Work required: Extract the complete data exactly as given.

Given data:
┌──
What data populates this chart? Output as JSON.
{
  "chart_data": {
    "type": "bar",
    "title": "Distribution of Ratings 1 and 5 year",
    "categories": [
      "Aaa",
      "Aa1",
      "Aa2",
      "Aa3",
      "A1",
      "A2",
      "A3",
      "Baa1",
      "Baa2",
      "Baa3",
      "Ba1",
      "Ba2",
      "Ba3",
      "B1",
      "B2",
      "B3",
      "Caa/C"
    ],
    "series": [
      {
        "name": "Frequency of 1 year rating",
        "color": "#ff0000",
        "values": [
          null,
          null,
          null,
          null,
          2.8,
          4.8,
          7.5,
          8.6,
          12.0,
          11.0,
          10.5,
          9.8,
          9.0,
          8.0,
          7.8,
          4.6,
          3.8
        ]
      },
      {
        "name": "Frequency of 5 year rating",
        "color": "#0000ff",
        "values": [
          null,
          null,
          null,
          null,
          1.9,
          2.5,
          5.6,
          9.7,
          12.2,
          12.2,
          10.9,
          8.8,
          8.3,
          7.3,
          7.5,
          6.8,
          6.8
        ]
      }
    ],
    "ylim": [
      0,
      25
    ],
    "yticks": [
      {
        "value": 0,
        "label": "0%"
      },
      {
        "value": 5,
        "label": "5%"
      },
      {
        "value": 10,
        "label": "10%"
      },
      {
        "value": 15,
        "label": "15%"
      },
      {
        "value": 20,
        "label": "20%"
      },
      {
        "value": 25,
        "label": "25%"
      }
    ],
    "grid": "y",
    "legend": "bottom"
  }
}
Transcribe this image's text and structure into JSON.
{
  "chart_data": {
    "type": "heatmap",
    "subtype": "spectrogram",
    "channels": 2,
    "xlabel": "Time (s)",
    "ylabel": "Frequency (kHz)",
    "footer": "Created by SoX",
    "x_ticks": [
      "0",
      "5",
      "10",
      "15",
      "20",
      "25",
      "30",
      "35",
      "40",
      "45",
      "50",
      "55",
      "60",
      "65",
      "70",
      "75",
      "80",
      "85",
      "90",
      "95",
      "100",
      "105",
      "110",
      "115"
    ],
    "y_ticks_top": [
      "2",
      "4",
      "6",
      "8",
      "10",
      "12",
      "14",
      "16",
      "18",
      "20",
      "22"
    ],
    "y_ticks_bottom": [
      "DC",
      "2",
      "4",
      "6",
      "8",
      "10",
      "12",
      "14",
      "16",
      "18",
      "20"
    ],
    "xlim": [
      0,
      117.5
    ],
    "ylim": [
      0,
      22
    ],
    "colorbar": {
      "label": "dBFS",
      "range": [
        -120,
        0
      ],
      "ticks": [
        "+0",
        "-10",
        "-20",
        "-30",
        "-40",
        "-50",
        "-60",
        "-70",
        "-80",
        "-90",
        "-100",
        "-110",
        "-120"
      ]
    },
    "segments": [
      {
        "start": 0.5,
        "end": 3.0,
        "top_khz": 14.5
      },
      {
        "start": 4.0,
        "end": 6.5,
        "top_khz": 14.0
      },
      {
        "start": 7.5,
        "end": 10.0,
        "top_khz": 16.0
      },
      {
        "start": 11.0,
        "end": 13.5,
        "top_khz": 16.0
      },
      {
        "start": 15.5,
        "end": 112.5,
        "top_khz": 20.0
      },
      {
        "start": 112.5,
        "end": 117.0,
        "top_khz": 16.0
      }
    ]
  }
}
└──
Answer below:
What data populates this chart? Output as JSON.
{
  "chart_data": {
    "type": "bar",
    "title": "Distribution of Ratings 1 and 5 year",
    "categories": [
      "Aaa",
      "Aa1",
      "Aa2",
      "Aa3",
      "A1",
      "A2",
      "A3",
      "Baa1",
      "Baa2",
      "Baa3",
      "Ba1",
      "Ba2",
      "Ba3",
      "B1",
      "B2",
      "B3",
      "Caa/C"
    ],
    "series": [
      {
        "name": "Frequency of 1 year rating",
        "color": "#ff0000",
        "values": [
          null,
          null,
          null,
          null,
          2.8,
          4.8,
          7.5,
          8.6,
          12.0,
          11.0,
          10.5,
          9.8,
          9.0,
          8.0,
          7.8,
          4.6,
          3.8
        ]
      },
      {
        "name": "Frequency of 5 year rating",
        "color": "#0000ff",
        "values": [
          null,
          null,
          null,
          null,
          1.9,
          2.5,
          5.6,
          9.7,
          12.2,
          12.2,
          10.9,
          8.8,
          8.3,
          7.3,
          7.5,
          6.8,
          6.8
        ]
      }
    ],
    "ylim": [
      0,
      25
    ],
    "yticks": [
      {
        "value": 0,
        "label": "0%"
      },
      {
        "value": 5,
        "label": "5%"
      },
      {
        "value": 10,
        "label": "10%"
      },
      {
        "value": 15,
        "label": "15%"
      },
      {
        "value": 20,
        "label": "20%"
      },
      {
        "value": 25,
        "label": "25%"
      }
    ],
    "grid": "y",
    "legend": "bottom"
  }
}
Transcribe this image's text and structure into JSON.
{
  "chart_data": {
    "type": "heatmap",
    "subtype": "spectrogram",
    "channels": 2,
    "xlabel": "Time (s)",
    "ylabel": "Frequency (kHz)",
    "footer": "Created by SoX",
    "x_ticks": [
      "0",
      "5",
      "10",
      "15",
      "20",
      "25",
      "30",
      "35",
      "40",
      "45",
      "50",
      "55",
      "60",
      "65",
      "70",
      "75",
      "80",
      "85",
      "90",
      "95",
      "100",
      "105",
      "110",
      "115"
    ],
    "y_ticks_top": [
      "2",
      "4",
      "6",
      "8",
      "10",
      "12",
      "14",
      "16",
      "18",
      "20",
      "22"
    ],
    "y_ticks_bottom": [
      "DC",
      "2",
      "4",
      "6",
      "8",
      "10",
      "12",
      "14",
      "16",
      "18",
      "20"
    ],
    "xlim": [
      0,
      117.5
    ],
    "ylim": [
      0,
      22
    ],
    "colorbar": {
      "label": "dBFS",
      "range": [
        -120,
        0
      ],
      "ticks": [
        "+0",
        "-10",
        "-20",
        "-30",
        "-40",
        "-50",
        "-60",
        "-70",
        "-80",
        "-90",
        "-100",
        "-110",
        "-120"
      ]
    },
    "segments": [
      {
        "start": 0.5,
        "end": 3.0,
        "top_khz": 14.5
      },
      {
        "start": 4.0,
        "end": 6.5,
        "top_khz": 14.0
      },
      {
        "start": 7.5,
        "end": 10.0,
        "top_khz": 16.0
      },
      {
        "start": 11.0,
        "end": 13.5,
        "top_khz": 16.0
      },
      {
        "start": 15.5,
        "end": 112.5,
        "top_khz": 20.0
      },
      {
        "start": 112.5,
        "end": 117.0,
        "top_khz": 16.0
      }
    ]
  }
}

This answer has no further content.